• _WHAT TO WORK ON_: Scan the records below. List lines holding "казино".

-------- RECORDS TO PROCESS --------

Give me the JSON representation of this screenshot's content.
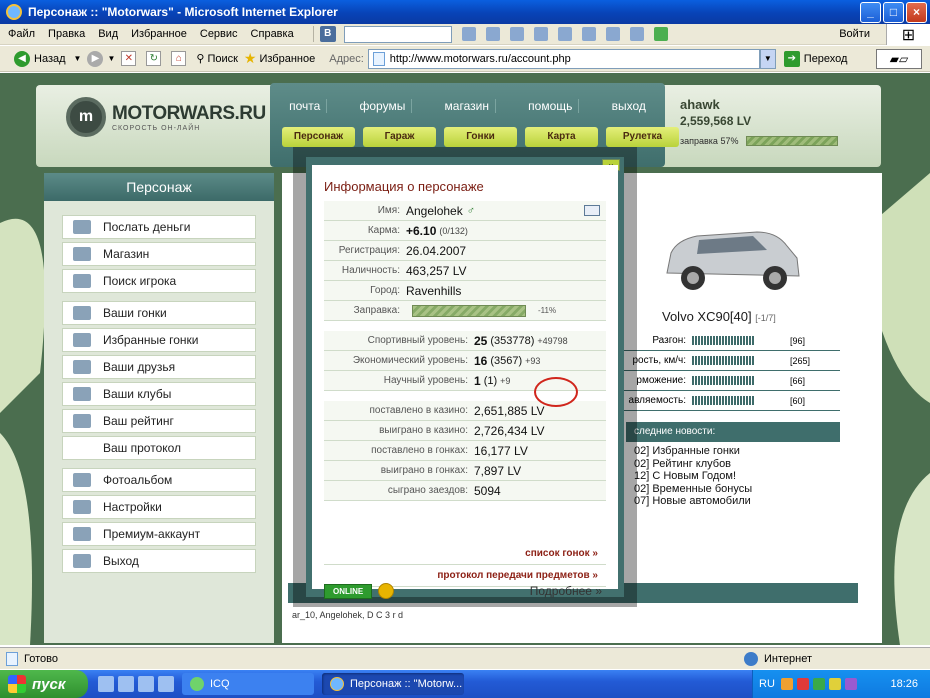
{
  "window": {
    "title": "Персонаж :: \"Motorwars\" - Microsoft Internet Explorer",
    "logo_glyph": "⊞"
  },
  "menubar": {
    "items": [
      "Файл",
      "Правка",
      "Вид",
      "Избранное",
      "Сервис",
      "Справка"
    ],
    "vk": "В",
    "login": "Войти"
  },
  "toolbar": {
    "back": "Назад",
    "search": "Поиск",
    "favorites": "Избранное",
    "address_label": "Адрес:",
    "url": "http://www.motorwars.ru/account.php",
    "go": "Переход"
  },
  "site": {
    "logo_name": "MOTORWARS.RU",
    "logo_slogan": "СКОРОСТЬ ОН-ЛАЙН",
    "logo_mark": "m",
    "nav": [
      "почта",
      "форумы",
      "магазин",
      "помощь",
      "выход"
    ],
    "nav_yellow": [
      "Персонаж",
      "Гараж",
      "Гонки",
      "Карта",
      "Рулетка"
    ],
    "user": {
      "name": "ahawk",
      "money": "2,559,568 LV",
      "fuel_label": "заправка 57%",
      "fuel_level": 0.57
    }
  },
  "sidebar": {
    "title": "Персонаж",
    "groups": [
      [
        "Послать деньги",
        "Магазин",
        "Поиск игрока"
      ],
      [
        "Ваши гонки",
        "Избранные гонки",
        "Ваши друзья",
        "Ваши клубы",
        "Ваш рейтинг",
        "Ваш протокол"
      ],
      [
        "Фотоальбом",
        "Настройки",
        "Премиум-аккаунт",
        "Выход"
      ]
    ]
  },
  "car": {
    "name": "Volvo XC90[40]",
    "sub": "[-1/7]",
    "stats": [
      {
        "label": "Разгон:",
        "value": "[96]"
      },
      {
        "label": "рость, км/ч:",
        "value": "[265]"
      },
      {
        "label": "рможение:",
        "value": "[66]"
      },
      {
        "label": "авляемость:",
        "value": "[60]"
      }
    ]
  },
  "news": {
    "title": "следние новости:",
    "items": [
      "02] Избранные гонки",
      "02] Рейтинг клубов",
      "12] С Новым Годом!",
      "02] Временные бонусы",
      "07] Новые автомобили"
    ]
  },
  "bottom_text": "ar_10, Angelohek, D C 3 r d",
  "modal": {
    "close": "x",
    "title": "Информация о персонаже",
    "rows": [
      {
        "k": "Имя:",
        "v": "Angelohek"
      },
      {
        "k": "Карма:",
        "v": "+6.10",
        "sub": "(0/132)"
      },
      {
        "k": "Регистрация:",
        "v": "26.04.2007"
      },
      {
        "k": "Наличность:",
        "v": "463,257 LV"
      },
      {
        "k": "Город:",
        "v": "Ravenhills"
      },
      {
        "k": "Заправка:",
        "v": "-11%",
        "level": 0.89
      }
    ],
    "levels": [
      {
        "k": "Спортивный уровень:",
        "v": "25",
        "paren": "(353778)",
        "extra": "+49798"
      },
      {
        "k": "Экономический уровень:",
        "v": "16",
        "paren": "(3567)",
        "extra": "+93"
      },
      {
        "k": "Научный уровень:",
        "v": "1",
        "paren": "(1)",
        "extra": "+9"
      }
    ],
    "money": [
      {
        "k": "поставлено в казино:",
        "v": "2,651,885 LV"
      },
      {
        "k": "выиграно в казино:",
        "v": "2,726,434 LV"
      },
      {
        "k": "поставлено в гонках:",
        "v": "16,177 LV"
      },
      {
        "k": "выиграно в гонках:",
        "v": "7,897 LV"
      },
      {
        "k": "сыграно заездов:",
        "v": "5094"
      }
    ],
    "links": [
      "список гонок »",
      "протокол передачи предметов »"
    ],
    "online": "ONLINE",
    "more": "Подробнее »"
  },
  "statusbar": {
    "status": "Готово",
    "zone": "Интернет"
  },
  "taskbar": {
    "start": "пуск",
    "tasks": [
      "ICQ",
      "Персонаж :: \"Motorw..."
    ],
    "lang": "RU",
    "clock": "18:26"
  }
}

--------
-------- RECORDS TO PROCESS --------

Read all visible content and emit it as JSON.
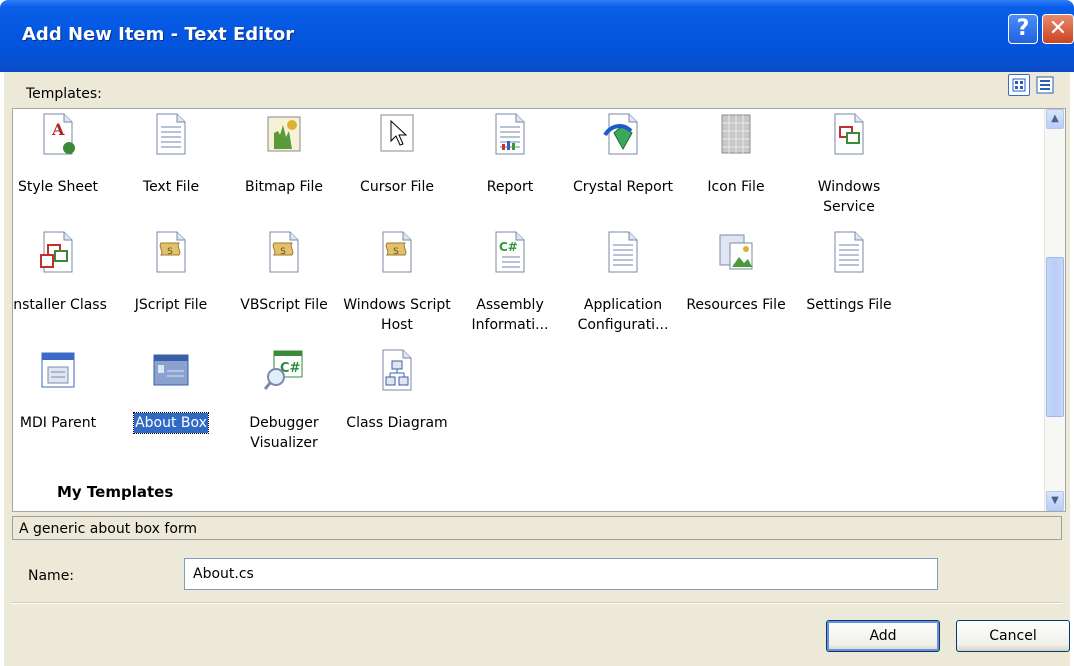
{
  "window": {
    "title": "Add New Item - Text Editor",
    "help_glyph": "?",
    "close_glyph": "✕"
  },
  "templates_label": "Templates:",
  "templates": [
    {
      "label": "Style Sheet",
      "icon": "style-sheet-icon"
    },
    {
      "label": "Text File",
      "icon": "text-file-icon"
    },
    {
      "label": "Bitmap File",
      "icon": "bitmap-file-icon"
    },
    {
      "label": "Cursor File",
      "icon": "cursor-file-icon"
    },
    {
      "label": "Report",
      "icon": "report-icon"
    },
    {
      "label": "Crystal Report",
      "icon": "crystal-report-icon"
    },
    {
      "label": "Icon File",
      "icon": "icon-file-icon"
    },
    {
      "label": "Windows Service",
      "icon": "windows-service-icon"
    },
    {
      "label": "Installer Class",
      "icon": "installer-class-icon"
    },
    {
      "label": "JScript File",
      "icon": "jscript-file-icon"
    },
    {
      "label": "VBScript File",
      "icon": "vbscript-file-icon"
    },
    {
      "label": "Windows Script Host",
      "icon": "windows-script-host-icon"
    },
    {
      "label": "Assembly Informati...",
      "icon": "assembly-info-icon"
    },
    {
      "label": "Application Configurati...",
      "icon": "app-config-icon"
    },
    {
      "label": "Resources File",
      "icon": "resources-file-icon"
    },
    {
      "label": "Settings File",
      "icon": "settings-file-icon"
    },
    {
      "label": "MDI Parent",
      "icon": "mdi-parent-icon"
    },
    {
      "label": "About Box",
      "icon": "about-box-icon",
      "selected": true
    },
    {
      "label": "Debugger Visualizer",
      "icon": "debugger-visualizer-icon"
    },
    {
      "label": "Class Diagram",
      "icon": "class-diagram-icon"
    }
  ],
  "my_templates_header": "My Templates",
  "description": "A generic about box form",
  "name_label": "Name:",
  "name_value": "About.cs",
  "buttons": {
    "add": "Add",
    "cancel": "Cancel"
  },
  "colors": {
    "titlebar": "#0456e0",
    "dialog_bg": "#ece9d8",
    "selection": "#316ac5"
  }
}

--------
-------- RECORDS TO PROCESS --------

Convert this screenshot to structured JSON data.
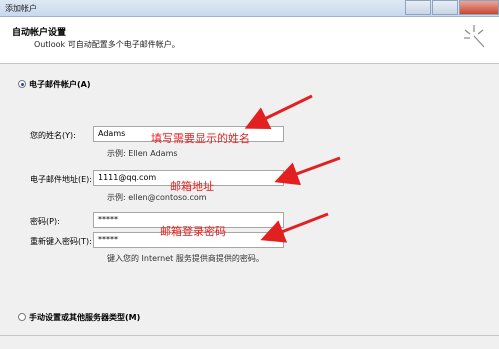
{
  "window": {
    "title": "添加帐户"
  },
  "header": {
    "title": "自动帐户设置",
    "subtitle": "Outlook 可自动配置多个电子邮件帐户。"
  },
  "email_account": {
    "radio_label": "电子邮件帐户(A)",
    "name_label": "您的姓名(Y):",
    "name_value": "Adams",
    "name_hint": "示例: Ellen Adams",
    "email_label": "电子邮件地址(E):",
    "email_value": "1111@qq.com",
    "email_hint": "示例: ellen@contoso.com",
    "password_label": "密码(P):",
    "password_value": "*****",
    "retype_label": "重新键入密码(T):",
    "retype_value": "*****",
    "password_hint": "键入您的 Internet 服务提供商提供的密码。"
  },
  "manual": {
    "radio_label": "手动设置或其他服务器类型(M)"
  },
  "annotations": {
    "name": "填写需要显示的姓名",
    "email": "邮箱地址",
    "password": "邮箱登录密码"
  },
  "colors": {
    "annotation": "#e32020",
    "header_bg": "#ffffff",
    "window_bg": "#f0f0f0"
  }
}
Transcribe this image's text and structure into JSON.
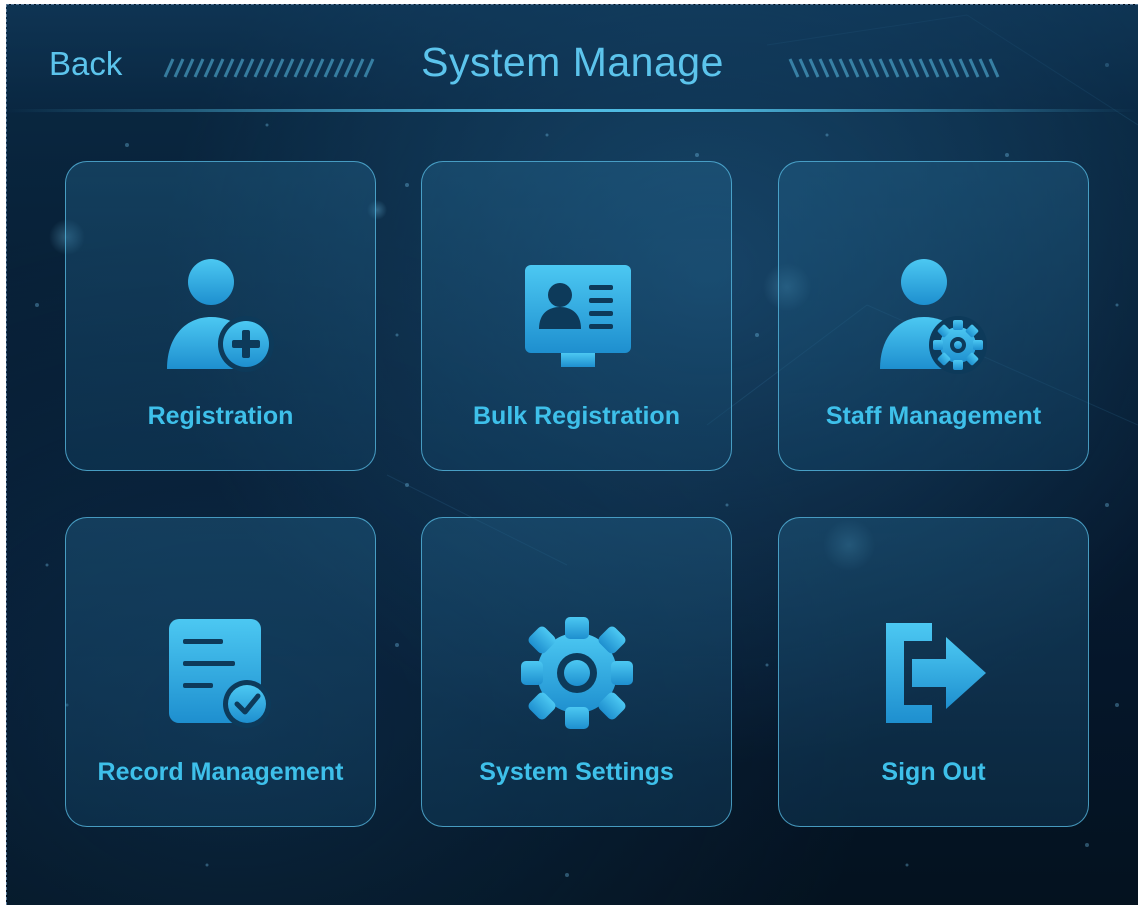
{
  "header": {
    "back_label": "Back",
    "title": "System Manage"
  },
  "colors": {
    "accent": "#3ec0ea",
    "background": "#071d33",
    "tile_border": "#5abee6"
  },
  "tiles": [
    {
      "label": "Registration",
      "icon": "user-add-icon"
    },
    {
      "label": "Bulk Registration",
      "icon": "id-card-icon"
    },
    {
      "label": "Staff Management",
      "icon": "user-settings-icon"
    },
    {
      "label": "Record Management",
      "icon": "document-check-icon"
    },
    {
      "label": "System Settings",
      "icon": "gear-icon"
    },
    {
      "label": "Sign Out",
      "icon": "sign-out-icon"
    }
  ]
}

--------

• _THE SOLUTION_:
        "k": "поставлено в казино:",
        "k": "выиграно в казино:",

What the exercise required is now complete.